**What is asked**
Here are some entries; quote each one exactly.

**Available records**
******************************
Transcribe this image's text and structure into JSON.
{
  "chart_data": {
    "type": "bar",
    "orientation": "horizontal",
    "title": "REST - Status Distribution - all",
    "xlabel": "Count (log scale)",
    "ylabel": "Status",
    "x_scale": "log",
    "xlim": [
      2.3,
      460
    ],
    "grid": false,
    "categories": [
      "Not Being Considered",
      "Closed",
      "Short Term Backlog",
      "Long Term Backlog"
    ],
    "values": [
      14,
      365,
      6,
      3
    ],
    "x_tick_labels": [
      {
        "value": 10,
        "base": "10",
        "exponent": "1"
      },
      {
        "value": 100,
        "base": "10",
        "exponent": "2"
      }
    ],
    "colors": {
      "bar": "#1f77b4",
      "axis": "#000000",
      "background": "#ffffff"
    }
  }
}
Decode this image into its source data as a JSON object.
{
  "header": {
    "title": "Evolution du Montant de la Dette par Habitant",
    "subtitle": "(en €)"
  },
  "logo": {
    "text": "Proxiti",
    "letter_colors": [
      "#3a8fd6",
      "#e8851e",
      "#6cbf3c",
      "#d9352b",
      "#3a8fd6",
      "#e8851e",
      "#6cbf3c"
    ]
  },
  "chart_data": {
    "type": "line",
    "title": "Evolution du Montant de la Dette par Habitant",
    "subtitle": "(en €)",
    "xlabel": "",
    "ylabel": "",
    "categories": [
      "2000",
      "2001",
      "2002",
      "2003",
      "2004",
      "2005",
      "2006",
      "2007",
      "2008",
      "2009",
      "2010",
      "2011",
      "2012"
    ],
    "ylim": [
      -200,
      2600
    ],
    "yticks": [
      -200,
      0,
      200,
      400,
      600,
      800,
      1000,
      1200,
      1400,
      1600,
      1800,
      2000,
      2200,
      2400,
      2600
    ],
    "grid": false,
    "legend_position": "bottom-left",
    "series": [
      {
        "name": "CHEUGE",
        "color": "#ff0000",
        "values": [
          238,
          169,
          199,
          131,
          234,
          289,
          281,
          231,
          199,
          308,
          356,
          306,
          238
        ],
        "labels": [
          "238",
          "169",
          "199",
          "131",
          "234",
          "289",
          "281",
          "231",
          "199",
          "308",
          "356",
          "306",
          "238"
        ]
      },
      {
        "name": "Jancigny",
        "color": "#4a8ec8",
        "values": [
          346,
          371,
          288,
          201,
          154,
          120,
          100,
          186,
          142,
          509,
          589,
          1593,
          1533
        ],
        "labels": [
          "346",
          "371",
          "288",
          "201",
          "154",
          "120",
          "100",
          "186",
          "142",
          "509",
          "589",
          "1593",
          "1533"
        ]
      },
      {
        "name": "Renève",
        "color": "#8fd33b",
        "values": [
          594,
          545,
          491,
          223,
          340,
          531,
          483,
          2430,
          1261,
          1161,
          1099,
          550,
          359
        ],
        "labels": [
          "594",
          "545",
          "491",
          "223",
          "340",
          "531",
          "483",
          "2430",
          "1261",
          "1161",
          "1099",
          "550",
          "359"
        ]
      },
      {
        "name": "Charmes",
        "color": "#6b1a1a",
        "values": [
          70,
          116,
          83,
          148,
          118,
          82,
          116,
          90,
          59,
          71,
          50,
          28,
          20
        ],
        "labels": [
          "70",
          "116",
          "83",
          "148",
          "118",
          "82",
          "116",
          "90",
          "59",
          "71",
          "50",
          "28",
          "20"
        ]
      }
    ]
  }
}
******************************
**Written answer**
Transcribe this image's text and structure into JSON.
{
  "chart_data": {
    "type": "bar",
    "orientation": "horizontal",
    "title": "REST - Status Distribution - all",
    "xlabel": "Count (log scale)",
    "ylabel": "Status",
    "x_scale": "log",
    "xlim": [
      2.3,
      460
    ],
    "grid": false,
    "categories": [
      "Not Being Considered",
      "Closed",
      "Short Term Backlog",
      "Long Term Backlog"
    ],
    "values": [
      14,
      365,
      6,
      3
    ],
    "x_tick_labels": [
      {
        "value": 10,
        "base": "10",
        "exponent": "1"
      },
      {
        "value": 100,
        "base": "10",
        "exponent": "2"
      }
    ],
    "colors": {
      "bar": "#1f77b4",
      "axis": "#000000",
      "background": "#ffffff"
    }
  }
}
Decode this image into its source data as a JSON object.
{
  "header": {
    "title": "Evolution du Montant de la Dette par Habitant",
    "subtitle": "(en €)"
  },
  "logo": {
    "text": "Proxiti",
    "letter_colors": [
      "#3a8fd6",
      "#e8851e",
      "#6cbf3c",
      "#d9352b",
      "#3a8fd6",
      "#e8851e",
      "#6cbf3c"
    ]
  },
  "chart_data": {
    "type": "line",
    "title": "Evolution du Montant de la Dette par Habitant",
    "subtitle": "(en €)",
    "xlabel": "",
    "ylabel": "",
    "categories": [
      "2000",
      "2001",
      "2002",
      "2003",
      "2004",
      "2005",
      "2006",
      "2007",
      "2008",
      "2009",
      "2010",
      "2011",
      "2012"
    ],
    "ylim": [
      -200,
      2600
    ],
    "yticks": [
      -200,
      0,
      200,
      400,
      600,
      800,
      1000,
      1200,
      1400,
      1600,
      1800,
      2000,
      2200,
      2400,
      2600
    ],
    "grid": false,
    "legend_position": "bottom-left",
    "series": [
      {
        "name": "CHEUGE",
        "color": "#ff0000",
        "values": [
          238,
          169,
          199,
          131,
          234,
          289,
          281,
          231,
          199,
          308,
          356,
          306,
          238
        ],
        "labels": [
          "238",
          "169",
          "199",
          "131",
          "234",
          "289",
          "281",
          "231",
          "199",
          "308",
          "356",
          "306",
          "238"
        ]
      },
      {
        "name": "Jancigny",
        "color": "#4a8ec8",
        "values": [
          346,
          371,
          288,
          201,
          154,
          120,
          100,
          186,
          142,
          509,
          589,
          1593,
          1533
        ],
        "labels": [
          "346",
          "371",
          "288",
          "201",
          "154",
          "120",
          "100",
          "186",
          "142",
          "509",
          "589",
          "1593",
          "1533"
        ]
      },
      {
        "name": "Renève",
        "color": "#8fd33b",
        "values": [
          594,
          545,
          491,
          223,
          340,
          531,
          483,
          2430,
          1261,
          1161,
          1099,
          550,
          359
        ],
        "labels": [
          "594",
          "545",
          "491",
          "223",
          "340",
          "531",
          "483",
          "2430",
          "1261",
          "1161",
          "1099",
          "550",
          "359"
        ]
      },
      {
        "name": "Charmes",
        "color": "#6b1a1a",
        "values": [
          70,
          116,
          83,
          148,
          118,
          82,
          116,
          90,
          59,
          71,
          50,
          28,
          20
        ],
        "labels": [
          "70",
          "116",
          "83",
          "148",
          "118",
          "82",
          "116",
          "90",
          "59",
          "71",
          "50",
          "28",
          "20"
        ]
      }
    ]
  }
}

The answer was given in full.